**DATA LINES**

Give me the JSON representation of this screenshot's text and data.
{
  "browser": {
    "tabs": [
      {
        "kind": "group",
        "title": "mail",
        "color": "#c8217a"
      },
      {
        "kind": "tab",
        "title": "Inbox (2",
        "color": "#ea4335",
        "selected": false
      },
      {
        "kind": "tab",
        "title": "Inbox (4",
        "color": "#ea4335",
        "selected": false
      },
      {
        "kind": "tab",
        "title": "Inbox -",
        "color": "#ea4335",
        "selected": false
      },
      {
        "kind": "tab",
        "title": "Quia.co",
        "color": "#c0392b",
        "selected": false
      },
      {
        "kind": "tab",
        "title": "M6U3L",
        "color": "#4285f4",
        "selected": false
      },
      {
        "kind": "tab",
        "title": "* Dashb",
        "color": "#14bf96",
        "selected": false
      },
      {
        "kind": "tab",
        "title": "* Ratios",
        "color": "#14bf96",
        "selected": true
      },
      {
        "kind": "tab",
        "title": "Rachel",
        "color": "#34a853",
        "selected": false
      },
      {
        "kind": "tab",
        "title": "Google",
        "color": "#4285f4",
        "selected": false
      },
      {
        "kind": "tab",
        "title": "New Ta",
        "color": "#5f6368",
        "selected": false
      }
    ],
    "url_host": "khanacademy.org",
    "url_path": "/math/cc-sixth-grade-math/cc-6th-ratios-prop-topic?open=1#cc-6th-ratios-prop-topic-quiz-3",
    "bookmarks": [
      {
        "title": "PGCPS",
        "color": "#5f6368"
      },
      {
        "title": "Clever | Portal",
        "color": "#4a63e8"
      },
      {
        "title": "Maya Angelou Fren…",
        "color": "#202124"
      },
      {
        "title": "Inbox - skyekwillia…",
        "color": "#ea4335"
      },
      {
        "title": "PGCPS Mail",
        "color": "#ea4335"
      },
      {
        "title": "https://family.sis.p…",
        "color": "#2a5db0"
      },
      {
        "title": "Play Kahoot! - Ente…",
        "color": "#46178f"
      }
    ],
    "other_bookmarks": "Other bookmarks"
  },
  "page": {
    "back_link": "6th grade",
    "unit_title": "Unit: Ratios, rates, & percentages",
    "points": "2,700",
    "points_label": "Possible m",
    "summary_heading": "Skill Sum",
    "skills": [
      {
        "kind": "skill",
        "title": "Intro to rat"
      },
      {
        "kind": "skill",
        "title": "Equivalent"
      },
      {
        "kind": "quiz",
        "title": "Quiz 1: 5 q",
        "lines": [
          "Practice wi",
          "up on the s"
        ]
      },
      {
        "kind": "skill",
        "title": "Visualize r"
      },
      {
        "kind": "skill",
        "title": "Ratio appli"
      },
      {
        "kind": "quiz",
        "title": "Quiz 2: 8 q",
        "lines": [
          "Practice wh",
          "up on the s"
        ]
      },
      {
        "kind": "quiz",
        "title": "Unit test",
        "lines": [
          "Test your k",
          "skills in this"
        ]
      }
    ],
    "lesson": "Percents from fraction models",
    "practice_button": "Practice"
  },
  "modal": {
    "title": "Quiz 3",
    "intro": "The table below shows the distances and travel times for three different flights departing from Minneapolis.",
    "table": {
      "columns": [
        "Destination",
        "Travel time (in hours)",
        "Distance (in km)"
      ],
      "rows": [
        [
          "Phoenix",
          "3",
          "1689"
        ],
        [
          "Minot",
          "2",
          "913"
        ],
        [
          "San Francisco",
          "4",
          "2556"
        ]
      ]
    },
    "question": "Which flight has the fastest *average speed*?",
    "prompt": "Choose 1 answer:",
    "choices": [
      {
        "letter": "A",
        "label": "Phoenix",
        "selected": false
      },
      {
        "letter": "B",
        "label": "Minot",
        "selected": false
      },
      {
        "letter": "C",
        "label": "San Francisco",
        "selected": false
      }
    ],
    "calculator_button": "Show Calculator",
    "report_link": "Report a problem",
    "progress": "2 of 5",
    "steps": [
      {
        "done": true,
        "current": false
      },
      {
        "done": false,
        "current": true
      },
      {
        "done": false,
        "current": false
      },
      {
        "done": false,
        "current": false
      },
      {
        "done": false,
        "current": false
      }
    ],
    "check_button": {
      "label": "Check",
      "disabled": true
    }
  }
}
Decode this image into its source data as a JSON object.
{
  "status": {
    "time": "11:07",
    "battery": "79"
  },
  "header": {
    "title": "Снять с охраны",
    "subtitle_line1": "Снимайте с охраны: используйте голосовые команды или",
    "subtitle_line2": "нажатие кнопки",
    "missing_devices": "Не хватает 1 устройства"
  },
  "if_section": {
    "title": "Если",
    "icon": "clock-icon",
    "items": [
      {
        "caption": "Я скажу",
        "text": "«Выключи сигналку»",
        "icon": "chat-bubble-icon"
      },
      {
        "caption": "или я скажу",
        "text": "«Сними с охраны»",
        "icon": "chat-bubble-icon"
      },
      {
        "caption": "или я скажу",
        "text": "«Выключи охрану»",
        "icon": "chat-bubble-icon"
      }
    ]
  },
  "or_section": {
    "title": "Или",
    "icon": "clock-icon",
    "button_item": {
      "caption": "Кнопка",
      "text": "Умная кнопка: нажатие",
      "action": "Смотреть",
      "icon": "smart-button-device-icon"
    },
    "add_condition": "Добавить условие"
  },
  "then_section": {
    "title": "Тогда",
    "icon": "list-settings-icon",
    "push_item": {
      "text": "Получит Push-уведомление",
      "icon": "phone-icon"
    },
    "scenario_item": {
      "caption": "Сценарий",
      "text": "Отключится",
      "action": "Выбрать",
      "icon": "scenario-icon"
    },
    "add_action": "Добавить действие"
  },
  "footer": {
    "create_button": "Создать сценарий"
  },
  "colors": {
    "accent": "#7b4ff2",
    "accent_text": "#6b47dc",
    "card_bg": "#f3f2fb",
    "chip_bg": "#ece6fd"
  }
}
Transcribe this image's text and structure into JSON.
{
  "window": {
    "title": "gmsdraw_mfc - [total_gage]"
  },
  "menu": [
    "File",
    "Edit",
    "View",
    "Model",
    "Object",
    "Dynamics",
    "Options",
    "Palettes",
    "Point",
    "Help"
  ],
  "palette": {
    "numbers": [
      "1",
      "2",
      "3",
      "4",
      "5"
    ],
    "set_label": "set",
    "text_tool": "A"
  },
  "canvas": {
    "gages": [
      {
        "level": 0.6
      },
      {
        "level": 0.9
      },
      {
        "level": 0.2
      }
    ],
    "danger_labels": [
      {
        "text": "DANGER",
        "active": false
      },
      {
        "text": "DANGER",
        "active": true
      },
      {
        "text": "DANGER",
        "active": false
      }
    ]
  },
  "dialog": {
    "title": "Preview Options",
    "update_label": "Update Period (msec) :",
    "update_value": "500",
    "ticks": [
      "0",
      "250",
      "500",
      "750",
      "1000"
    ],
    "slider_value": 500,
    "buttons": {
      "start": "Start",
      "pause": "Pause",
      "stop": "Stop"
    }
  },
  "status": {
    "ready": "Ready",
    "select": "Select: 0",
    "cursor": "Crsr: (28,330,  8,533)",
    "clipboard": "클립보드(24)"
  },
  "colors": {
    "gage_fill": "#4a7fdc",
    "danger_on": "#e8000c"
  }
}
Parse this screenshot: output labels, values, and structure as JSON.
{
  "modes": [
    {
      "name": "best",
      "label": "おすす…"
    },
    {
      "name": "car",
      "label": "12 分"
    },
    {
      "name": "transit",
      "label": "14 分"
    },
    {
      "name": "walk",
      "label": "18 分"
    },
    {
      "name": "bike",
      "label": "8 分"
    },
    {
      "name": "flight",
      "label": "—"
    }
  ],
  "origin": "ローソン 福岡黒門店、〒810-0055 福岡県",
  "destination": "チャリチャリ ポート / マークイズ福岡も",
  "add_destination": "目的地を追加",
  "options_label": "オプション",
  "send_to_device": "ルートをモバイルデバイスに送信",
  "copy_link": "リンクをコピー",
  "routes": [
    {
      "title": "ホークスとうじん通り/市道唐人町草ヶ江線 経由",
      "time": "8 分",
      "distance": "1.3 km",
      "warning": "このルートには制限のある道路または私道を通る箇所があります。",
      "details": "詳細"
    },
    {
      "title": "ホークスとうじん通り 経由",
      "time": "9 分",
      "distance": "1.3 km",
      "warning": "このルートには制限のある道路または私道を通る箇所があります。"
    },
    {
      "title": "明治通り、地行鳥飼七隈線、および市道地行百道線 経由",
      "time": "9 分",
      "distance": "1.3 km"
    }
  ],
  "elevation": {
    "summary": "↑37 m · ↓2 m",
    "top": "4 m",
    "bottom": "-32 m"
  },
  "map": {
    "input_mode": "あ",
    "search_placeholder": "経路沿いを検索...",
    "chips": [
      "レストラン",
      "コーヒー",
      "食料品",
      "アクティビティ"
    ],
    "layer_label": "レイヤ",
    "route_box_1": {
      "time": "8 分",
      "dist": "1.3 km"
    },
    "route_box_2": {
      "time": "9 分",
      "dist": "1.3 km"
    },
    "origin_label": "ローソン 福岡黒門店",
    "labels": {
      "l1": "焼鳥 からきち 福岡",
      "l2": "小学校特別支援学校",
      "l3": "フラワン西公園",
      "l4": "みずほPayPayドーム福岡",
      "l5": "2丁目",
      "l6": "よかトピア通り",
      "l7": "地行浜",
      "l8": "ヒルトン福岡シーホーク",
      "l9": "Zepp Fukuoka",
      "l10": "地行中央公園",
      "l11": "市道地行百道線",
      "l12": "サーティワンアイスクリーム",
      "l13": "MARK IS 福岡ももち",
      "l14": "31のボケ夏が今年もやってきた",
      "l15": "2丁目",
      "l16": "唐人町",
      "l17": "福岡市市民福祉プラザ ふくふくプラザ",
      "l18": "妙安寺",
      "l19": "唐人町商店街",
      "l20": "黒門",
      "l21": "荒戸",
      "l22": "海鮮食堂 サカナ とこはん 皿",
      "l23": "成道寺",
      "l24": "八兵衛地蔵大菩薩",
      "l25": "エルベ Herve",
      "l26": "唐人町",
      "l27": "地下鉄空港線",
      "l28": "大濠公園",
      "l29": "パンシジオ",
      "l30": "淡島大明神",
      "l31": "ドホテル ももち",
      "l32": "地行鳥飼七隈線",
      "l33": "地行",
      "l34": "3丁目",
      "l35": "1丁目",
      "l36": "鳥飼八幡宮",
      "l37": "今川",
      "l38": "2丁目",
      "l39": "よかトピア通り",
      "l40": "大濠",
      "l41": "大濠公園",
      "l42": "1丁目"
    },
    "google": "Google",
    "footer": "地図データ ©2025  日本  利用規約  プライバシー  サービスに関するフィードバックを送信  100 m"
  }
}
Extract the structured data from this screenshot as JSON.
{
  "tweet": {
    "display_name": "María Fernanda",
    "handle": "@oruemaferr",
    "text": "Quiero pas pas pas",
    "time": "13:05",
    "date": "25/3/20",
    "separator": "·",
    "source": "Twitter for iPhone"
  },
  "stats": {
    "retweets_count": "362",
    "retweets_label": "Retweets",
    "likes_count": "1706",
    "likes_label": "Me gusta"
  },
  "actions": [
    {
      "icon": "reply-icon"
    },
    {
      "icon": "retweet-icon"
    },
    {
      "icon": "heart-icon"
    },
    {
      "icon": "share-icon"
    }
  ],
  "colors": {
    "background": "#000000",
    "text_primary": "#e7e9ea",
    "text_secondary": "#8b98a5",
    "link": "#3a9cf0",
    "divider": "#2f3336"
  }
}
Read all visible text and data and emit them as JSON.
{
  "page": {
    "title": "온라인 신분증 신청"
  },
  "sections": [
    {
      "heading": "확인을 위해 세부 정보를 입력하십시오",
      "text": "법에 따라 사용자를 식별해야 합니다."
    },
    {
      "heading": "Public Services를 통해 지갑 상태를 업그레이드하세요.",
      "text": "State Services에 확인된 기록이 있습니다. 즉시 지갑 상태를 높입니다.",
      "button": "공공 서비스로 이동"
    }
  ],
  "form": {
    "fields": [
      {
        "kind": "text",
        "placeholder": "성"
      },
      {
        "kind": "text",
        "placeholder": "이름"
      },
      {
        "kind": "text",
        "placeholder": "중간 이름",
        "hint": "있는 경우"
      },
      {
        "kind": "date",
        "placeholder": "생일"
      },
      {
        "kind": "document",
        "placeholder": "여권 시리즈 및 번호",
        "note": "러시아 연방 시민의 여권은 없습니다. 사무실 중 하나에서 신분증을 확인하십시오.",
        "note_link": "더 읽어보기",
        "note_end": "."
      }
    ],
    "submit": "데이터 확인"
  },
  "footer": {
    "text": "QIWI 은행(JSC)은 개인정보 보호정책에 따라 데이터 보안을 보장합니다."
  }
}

**TASK TO CARRY OUT**
The lines to quote run from the one containing "Read all visible" through the final line of the material above; please give them exactly, both ends included, and nothing else.

**RESULT BELOW**
Read all visible text and data and emit them as JSON.
{
  "page": {
    "title": "온라인 신분증 신청"
  },
  "sections": [
    {
      "heading": "확인을 위해 세부 정보를 입력하십시오",
      "text": "법에 따라 사용자를 식별해야 합니다."
    },
    {
      "heading": "Public Services를 통해 지갑 상태를 업그레이드하세요.",
      "text": "State Services에 확인된 기록이 있습니다. 즉시 지갑 상태를 높입니다.",
      "button": "공공 서비스로 이동"
    }
  ],
  "form": {
    "fields": [
      {
        "kind": "text",
        "placeholder": "성"
      },
      {
        "kind": "text",
        "placeholder": "이름"
      },
      {
        "kind": "text",
        "placeholder": "중간 이름",
        "hint": "있는 경우"
      },
      {
        "kind": "date",
        "placeholder": "생일"
      },
      {
        "kind": "document",
        "placeholder": "여권 시리즈 및 번호",
        "note": "러시아 연방 시민의 여권은 없습니다. 사무실 중 하나에서 신분증을 확인하십시오.",
        "note_link": "더 읽어보기",
        "note_end": "."
      }
    ],
    "submit": "데이터 확인"
  },
  "footer": {
    "text": "QIWI 은행(JSC)은 개인정보 보호정책에 따라 데이터 보안을 보장합니다."
  }
}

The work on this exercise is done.